Dataset excerpt

--- Begin ---

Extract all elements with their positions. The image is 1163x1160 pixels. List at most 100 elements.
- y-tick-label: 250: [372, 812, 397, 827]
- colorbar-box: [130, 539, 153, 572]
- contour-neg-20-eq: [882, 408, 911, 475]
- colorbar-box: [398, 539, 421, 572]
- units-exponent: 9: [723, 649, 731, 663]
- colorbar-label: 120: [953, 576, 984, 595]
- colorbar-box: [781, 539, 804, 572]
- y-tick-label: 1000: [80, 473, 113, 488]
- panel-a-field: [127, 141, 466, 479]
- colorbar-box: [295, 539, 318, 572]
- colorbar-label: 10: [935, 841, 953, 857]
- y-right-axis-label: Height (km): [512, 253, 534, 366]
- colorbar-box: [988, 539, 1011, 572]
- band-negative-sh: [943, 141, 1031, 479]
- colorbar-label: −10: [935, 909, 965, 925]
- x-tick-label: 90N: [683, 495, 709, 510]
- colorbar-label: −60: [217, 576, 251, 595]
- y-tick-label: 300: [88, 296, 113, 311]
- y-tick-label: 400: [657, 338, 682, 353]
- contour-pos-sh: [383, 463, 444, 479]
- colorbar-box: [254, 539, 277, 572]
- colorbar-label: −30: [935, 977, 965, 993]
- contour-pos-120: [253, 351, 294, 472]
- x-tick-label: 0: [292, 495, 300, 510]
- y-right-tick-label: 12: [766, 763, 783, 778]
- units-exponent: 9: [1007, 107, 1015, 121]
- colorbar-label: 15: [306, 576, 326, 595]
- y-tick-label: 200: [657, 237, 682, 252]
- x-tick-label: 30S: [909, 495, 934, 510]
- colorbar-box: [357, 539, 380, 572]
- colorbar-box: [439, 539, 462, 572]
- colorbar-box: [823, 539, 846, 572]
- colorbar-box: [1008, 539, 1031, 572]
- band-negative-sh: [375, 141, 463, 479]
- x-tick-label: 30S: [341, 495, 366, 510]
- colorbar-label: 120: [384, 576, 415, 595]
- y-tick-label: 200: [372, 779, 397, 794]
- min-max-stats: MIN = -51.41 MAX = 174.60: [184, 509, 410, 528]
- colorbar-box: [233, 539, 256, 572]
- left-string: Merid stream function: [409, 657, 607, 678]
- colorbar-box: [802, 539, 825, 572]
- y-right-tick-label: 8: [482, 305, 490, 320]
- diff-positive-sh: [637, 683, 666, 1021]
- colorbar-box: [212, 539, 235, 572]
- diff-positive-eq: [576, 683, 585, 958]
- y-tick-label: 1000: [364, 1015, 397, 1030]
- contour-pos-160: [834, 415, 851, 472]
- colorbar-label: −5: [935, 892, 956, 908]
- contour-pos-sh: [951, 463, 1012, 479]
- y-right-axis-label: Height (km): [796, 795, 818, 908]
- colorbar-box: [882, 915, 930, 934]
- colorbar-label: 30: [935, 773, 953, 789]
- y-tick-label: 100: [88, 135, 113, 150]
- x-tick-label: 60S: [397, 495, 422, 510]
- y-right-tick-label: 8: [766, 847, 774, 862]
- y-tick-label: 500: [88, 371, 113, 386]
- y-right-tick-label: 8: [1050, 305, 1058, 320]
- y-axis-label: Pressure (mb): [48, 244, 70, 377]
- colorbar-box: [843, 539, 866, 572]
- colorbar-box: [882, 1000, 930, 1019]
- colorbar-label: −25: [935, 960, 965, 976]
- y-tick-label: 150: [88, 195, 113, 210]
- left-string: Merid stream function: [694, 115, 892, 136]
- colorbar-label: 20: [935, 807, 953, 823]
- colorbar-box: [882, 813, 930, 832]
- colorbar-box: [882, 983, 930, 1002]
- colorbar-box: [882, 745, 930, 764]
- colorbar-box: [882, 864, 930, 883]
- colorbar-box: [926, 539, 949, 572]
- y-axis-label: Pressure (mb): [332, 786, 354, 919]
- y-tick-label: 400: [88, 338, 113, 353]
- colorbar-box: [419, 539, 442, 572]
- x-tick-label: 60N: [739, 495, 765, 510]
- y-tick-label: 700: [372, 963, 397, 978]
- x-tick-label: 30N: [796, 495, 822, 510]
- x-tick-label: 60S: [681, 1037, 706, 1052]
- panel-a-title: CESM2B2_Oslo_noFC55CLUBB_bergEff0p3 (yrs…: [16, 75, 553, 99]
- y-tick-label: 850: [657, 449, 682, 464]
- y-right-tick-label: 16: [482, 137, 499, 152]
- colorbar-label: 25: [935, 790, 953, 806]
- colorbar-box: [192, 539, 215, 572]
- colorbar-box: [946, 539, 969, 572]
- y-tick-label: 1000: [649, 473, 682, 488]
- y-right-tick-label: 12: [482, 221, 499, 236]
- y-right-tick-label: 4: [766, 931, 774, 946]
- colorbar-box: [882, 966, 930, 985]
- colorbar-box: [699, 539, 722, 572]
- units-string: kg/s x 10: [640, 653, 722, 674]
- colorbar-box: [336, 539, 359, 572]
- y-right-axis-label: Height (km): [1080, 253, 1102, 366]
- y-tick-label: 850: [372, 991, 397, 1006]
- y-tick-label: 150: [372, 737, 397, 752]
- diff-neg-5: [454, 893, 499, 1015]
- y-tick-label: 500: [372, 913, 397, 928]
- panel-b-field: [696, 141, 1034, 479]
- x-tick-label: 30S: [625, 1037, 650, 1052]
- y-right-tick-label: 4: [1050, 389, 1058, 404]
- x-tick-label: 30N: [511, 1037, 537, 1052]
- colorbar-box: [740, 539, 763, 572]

--- End ---

[Problem requirements]:
Reproduce every line of the records above, without changing anything.

[Written answer]:
Extract all elements with their positions. The image is 1163x1160 pixels. List at most 100 elements.
- y-tick-label: 250: [372, 812, 397, 827]
- colorbar-box: [130, 539, 153, 572]
- contour-neg-20-eq: [882, 408, 911, 475]
- colorbar-box: [398, 539, 421, 572]
- units-exponent: 9: [723, 649, 731, 663]
- colorbar-label: 120: [953, 576, 984, 595]
- colorbar-box: [781, 539, 804, 572]
- y-tick-label: 1000: [80, 473, 113, 488]
- panel-a-field: [127, 141, 466, 479]
- colorbar-box: [295, 539, 318, 572]
- colorbar-label: 10: [935, 841, 953, 857]
- y-right-axis-label: Height (km): [512, 253, 534, 366]
- colorbar-box: [988, 539, 1011, 572]
- band-negative-sh: [943, 141, 1031, 479]
- colorbar-label: −10: [935, 909, 965, 925]
- x-tick-label: 90N: [683, 495, 709, 510]
- colorbar-label: −60: [217, 576, 251, 595]
- y-tick-label: 300: [88, 296, 113, 311]
- y-tick-label: 400: [657, 338, 682, 353]
- contour-pos-sh: [383, 463, 444, 479]
- colorbar-box: [254, 539, 277, 572]
- colorbar-label: −30: [935, 977, 965, 993]
- contour-pos-120: [253, 351, 294, 472]
- x-tick-label: 0: [292, 495, 300, 510]
- y-right-tick-label: 12: [766, 763, 783, 778]
- units-exponent: 9: [1007, 107, 1015, 121]
- colorbar-label: 15: [306, 576, 326, 595]
- y-tick-label: 200: [657, 237, 682, 252]
- x-tick-label: 30S: [909, 495, 934, 510]
- colorbar-box: [357, 539, 380, 572]
- colorbar-box: [439, 539, 462, 572]
- colorbar-box: [823, 539, 846, 572]
- colorbar-box: [1008, 539, 1031, 572]
- band-negative-sh: [375, 141, 463, 479]
- x-tick-label: 30S: [341, 495, 366, 510]
- colorbar-label: 120: [384, 576, 415, 595]
- y-tick-label: 200: [372, 779, 397, 794]
- min-max-stats: MIN = -51.41 MAX = 174.60: [184, 509, 410, 528]
- colorbar-box: [233, 539, 256, 572]
- left-string: Merid stream function: [409, 657, 607, 678]
- colorbar-box: [802, 539, 825, 572]
- y-right-tick-label: 8: [482, 305, 490, 320]
- diff-positive-sh: [637, 683, 666, 1021]
- colorbar-box: [212, 539, 235, 572]
- diff-positive-eq: [576, 683, 585, 958]
- y-tick-label: 1000: [364, 1015, 397, 1030]
- contour-pos-160: [834, 415, 851, 472]
- colorbar-label: −5: [935, 892, 956, 908]
- contour-pos-sh: [951, 463, 1012, 479]
- y-right-axis-label: Height (km): [796, 795, 818, 908]
- colorbar-box: [882, 915, 930, 934]
- colorbar-label: 30: [935, 773, 953, 789]
- y-tick-label: 100: [88, 135, 113, 150]
- x-tick-label: 60S: [397, 495, 422, 510]
- y-right-tick-label: 8: [766, 847, 774, 862]
- y-tick-label: 500: [88, 371, 113, 386]
- y-right-tick-label: 8: [1050, 305, 1058, 320]
- y-axis-label: Pressure (mb): [48, 244, 70, 377]
- colorbar-box: [843, 539, 866, 572]
- colorbar-box: [882, 1000, 930, 1019]
- colorbar-label: −25: [935, 960, 965, 976]
- y-tick-label: 150: [88, 195, 113, 210]
- left-string: Merid stream function: [694, 115, 892, 136]
- colorbar-label: 20: [935, 807, 953, 823]
- colorbar-box: [882, 813, 930, 832]
- colorbar-box: [882, 983, 930, 1002]
- colorbar-box: [882, 745, 930, 764]
- colorbar-box: [882, 864, 930, 883]
- colorbar-box: [926, 539, 949, 572]
- y-axis-label: Pressure (mb): [332, 786, 354, 919]
- y-tick-label: 400: [88, 338, 113, 353]
- colorbar-box: [419, 539, 442, 572]
- x-tick-label: 60N: [739, 495, 765, 510]
- y-tick-label: 700: [372, 963, 397, 978]
- x-tick-label: 30N: [796, 495, 822, 510]
- x-tick-label: 60S: [681, 1037, 706, 1052]
- panel-a-title: CESM2B2_Oslo_noFC55CLUBB_bergEff0p3 (yrs…: [16, 75, 553, 99]
- y-tick-label: 850: [657, 449, 682, 464]
- y-right-tick-label: 16: [482, 137, 499, 152]
- colorbar-label: 25: [935, 790, 953, 806]
- colorbar-box: [192, 539, 215, 572]
- colorbar-box: [946, 539, 969, 572]
- y-tick-label: 1000: [649, 473, 682, 488]
- y-right-tick-label: 12: [482, 221, 499, 236]
- y-right-tick-label: 4: [766, 931, 774, 946]
- colorbar-box: [882, 966, 930, 985]
- colorbar-box: [699, 539, 722, 572]
- units-string: kg/s x 10: [640, 653, 722, 674]
- colorbar-box: [336, 539, 359, 572]
- y-right-axis-label: Height (km): [1080, 253, 1102, 366]
- y-tick-label: 850: [372, 991, 397, 1006]
- y-tick-label: 150: [372, 737, 397, 752]
- diff-neg-5: [454, 893, 499, 1015]
- y-tick-label: 500: [372, 913, 397, 928]
- panel-b-field: [696, 141, 1034, 479]
- x-tick-label: 30S: [625, 1037, 650, 1052]
- y-right-tick-label: 4: [1050, 389, 1058, 404]
- x-tick-label: 30N: [511, 1037, 537, 1052]
- colorbar-box: [740, 539, 763, 572]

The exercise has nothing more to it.